◆ **The problem**
Reproduce verbatim the lines of the material from the line containing "- adjusted-q-cell: $12: [300, 269, 392, 300]" through the line containing "- table-row: Services", including both of those lines.
○ ○ ○ ○ ○
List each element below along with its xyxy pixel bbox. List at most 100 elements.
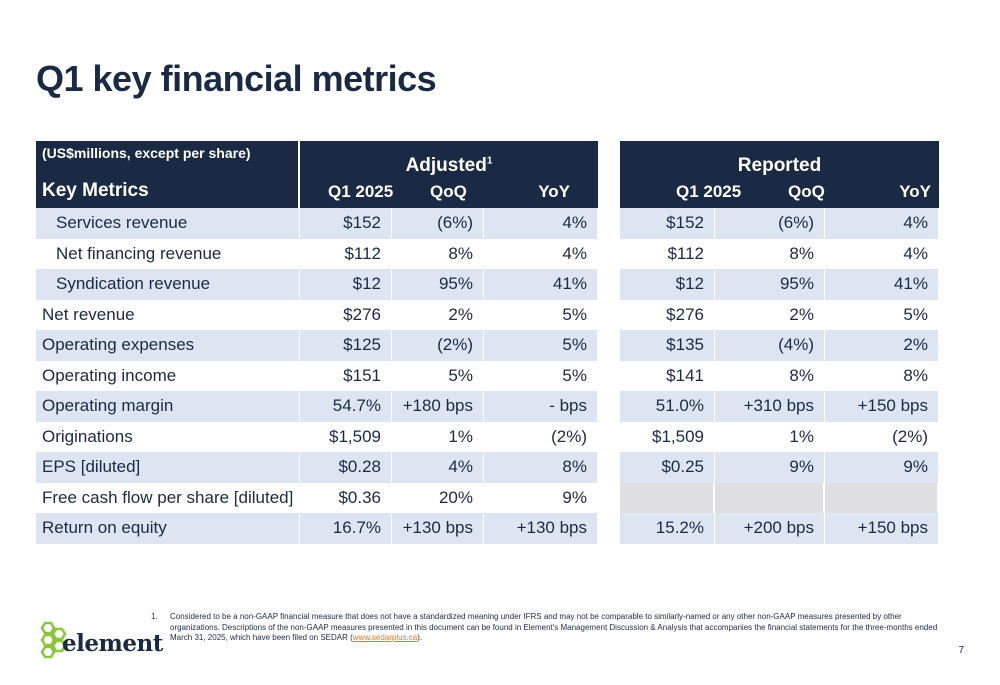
- adjusted-q-cell: $12: [300, 269, 392, 300]
- reported-q-cell: $141: [620, 360, 715, 391]
- table-row: Free cash flow per share [diluted] $0.36 2…: [36, 482, 598, 513]
- reported-qoq-cell: 1%: [715, 421, 825, 452]
- adjusted-qoq-cell: 8%: [392, 238, 484, 269]
- adjusted-qoq-cell: +180 bps: [392, 391, 484, 422]
- reported-yoy-cell: 5%: [825, 299, 939, 330]
- metric-label: EPS [diluted]: [36, 452, 300, 483]
- footnote: Considered to be a non-GAAP financial me…: [170, 612, 950, 644]
- table-row: $0.25 9% 9%: [620, 452, 939, 483]
- table-row: [620, 482, 939, 513]
- table-row: $152 (6%) 4%: [620, 208, 939, 239]
- adjusted-qoq-cell: 20%: [392, 482, 484, 513]
- table-row: Operating margin 54.7% +180 bps - bps: [36, 391, 598, 422]
- element-logo-icon: [40, 621, 67, 659]
- adjusted-yoy-cell: 8%: [484, 452, 598, 483]
- metric-label: Free cash flow per share [diluted]: [36, 482, 300, 513]
- adjusted-qoq-cell: 2%: [392, 299, 484, 330]
- table-row: $135 (4%) 2%: [620, 330, 939, 361]
- adjusted-yoy-cell: 4%: [484, 208, 598, 239]
- adjusted-yoy-cell: 5%: [484, 330, 598, 361]
- metric-label: Net revenue: [36, 299, 300, 330]
- reported-group-label: Reported: [737, 155, 822, 176]
- adjusted-q-cell: 16.7%: [300, 513, 392, 544]
- table-row: Operating income $151 5% 5%: [36, 360, 598, 391]
- reported-q-cell: 51.0%: [620, 391, 715, 422]
- table-row: Syndication revenue $12 95% 41%: [36, 269, 598, 300]
- reported-q-cell: [620, 482, 715, 513]
- reported-q-cell: 15.2%: [620, 513, 715, 544]
- key-metrics-header-cell: (US$millions, except per share) Key Metr…: [36, 141, 300, 208]
- adjusted-yoy-cell: 5%: [484, 299, 598, 330]
- reported-yoy-cell: (2%): [825, 421, 939, 452]
- reported-q-cell: $152: [620, 208, 715, 239]
- reported-qoq-cell: +310 bps: [715, 391, 825, 422]
- page-number: 7: [958, 645, 964, 656]
- table-row: Services revenue $152 (6%) 4%: [36, 208, 598, 239]
- reported-yoy-cell: 4%: [825, 208, 939, 239]
- adjusted-q-cell: 54.7%: [300, 391, 392, 422]
- metric-label: Operating income: [36, 360, 300, 391]
- reported-qoq-cell: (6%): [715, 208, 825, 239]
- metric-label: Services revenue: [36, 208, 300, 239]
- reported-qoq-cell: 8%: [715, 238, 825, 269]
- adj-col-yoy: YoY: [538, 182, 570, 201]
- reported-yoy-cell: 9%: [825, 452, 939, 483]
- adjusted-q-cell: $276: [300, 299, 392, 330]
- rep-col-qoq: QoQ: [788, 182, 825, 201]
- metric-label: Operating margin: [36, 391, 300, 422]
- reported-qoq-cell: 8%: [715, 360, 825, 391]
- table-row: 51.0% +310 bps +150 bps: [620, 391, 939, 422]
- adj-col-qoq: QoQ: [430, 182, 467, 201]
- footnote-text: Considered to be a non-GAAP financial me…: [170, 612, 938, 642]
- reported-yoy-cell: 2%: [825, 330, 939, 361]
- metric-label: Syndication revenue: [36, 269, 300, 300]
- page-title: Q1 key financial metrics: [36, 58, 437, 99]
- footnote-marker: 1: [486, 155, 493, 167]
- adjusted-qoq-cell: 95%: [392, 269, 484, 300]
- table-row: Net financing revenue $112 8% 4%: [36, 238, 598, 269]
- rep-col-q1-2025: Q1 2025: [676, 182, 742, 201]
- adjusted-yoy-cell: (2%): [484, 421, 598, 452]
- adjusted-qoq-cell: 1%: [392, 421, 484, 452]
- reported-qoq-cell: [715, 482, 825, 513]
- metric-label: Return on equity: [36, 513, 300, 544]
- adjusted-q-cell: $1,509: [300, 421, 392, 452]
- reported-metrics-table: Reported Q1 2025 QoQ YoY $152 (6%) 4% $112 8…: [620, 141, 939, 544]
- table-row: Net revenue $276 2% 5%: [36, 299, 598, 330]
- adjusted-yoy-cell: 41%: [484, 269, 598, 300]
- adjusted-yoy-cell: - bps: [484, 391, 598, 422]
- adjusted-metrics-table: (US$millions, except per share) Key Metr…: [36, 141, 598, 544]
- reported-qoq-cell: 95%: [715, 269, 825, 300]
- adjusted-qoq-cell: (6%): [392, 208, 484, 239]
- adjusted-qoq-cell: 4%: [392, 452, 484, 483]
- metric-label: Net financing revenue: [36, 238, 300, 269]
- adjusted-yoy-cell: 9%: [484, 482, 598, 513]
- adjusted-qoq-cell: 5%: [392, 360, 484, 391]
- table-row: $1,509 1% (2%): [620, 421, 939, 452]
- table-row: Return on equity 16.7% +130 bps +130 bps: [36, 513, 598, 544]
- reported-yoy-cell: 4%: [825, 238, 939, 269]
- adjusted-q-cell: $125: [300, 330, 392, 361]
- reported-yoy-cell: 41%: [825, 269, 939, 300]
- reported-q-cell: $112: [620, 238, 715, 269]
- table-row: $141 8% 8%: [620, 360, 939, 391]
- reported-qoq-cell: (4%): [715, 330, 825, 361]
- units-note: (US$millions, except per share): [42, 145, 251, 161]
- table-row: $112 8% 4%: [620, 238, 939, 269]
- adjusted-qoq-cell: +130 bps: [392, 513, 484, 544]
- adjusted-q-cell: $151: [300, 360, 392, 391]
- reported-qoq-cell: 9%: [715, 452, 825, 483]
- logo-wordmark: element: [62, 630, 163, 657]
- footnote-text-end: ).: [417, 633, 423, 642]
- adj-col-q1-2025: Q1 2025: [328, 182, 394, 201]
- adjusted-qoq-cell: (2%): [392, 330, 484, 361]
- footnote-number: 1.: [151, 612, 158, 621]
- metric-label: Operating expenses: [36, 330, 300, 361]
- reported-qoq-cell: +200 bps: [715, 513, 825, 544]
- adjusted-yoy-cell: +130 bps: [484, 513, 598, 544]
- reported-yoy-cell: 8%: [825, 360, 939, 391]
- sedar-link[interactable]: www.sedarplus.ca: [352, 633, 418, 642]
- reported-q-cell: $276: [620, 299, 715, 330]
- adjusted-q-cell: $152: [300, 208, 392, 239]
- adjusted-group-label: Adjusted1: [405, 155, 493, 176]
○ ○ ○ ○ ○
◆ **Correct result**
- adjusted-q-cell: $12: [300, 269, 392, 300]
- reported-q-cell: $141: [620, 360, 715, 391]
- table-row: Free cash flow per share [diluted] $0.36 2…: [36, 482, 598, 513]
- reported-qoq-cell: 1%: [715, 421, 825, 452]
- adjusted-qoq-cell: 8%: [392, 238, 484, 269]
- adjusted-qoq-cell: +180 bps: [392, 391, 484, 422]
- reported-yoy-cell: 5%: [825, 299, 939, 330]
- metric-label: EPS [diluted]: [36, 452, 300, 483]
- footnote: Considered to be a non-GAAP financial me…: [170, 612, 950, 644]
- table-row: $0.25 9% 9%: [620, 452, 939, 483]
- table-row: [620, 482, 939, 513]
- table-row: $152 (6%) 4%: [620, 208, 939, 239]
- adjusted-qoq-cell: 20%: [392, 482, 484, 513]
- table-row: Operating margin 54.7% +180 bps - bps: [36, 391, 598, 422]
- element-logo-icon: [40, 621, 67, 659]
- adjusted-yoy-cell: 8%: [484, 452, 598, 483]
- metric-label: Free cash flow per share [diluted]: [36, 482, 300, 513]
- adjusted-qoq-cell: 2%: [392, 299, 484, 330]
- table-row: $135 (4%) 2%: [620, 330, 939, 361]
- adjusted-yoy-cell: 4%: [484, 208, 598, 239]
- adjusted-yoy-cell: 5%: [484, 330, 598, 361]
- metric-label: Net revenue: [36, 299, 300, 330]
- reported-group-label: Reported: [737, 155, 822, 176]
- adjusted-q-cell: 16.7%: [300, 513, 392, 544]
- table-row: Operating income $151 5% 5%: [36, 360, 598, 391]
- reported-q-cell: 51.0%: [620, 391, 715, 422]
- table-row: Syndication revenue $12 95% 41%: [36, 269, 598, 300]
- reported-q-cell: [620, 482, 715, 513]
- reported-q-cell: 15.2%: [620, 513, 715, 544]
- key-metrics-header-cell: (US$millions, except per share) Key Metr…: [36, 141, 300, 208]
- adjusted-yoy-cell: 5%: [484, 299, 598, 330]
- reported-yoy-cell: (2%): [825, 421, 939, 452]
- reported-q-cell: $152: [620, 208, 715, 239]
- reported-qoq-cell: +310 bps: [715, 391, 825, 422]
- page-number: 7: [958, 645, 964, 656]
- table-row: Services revenue $152 (6%) 4%: [36, 208, 598, 239]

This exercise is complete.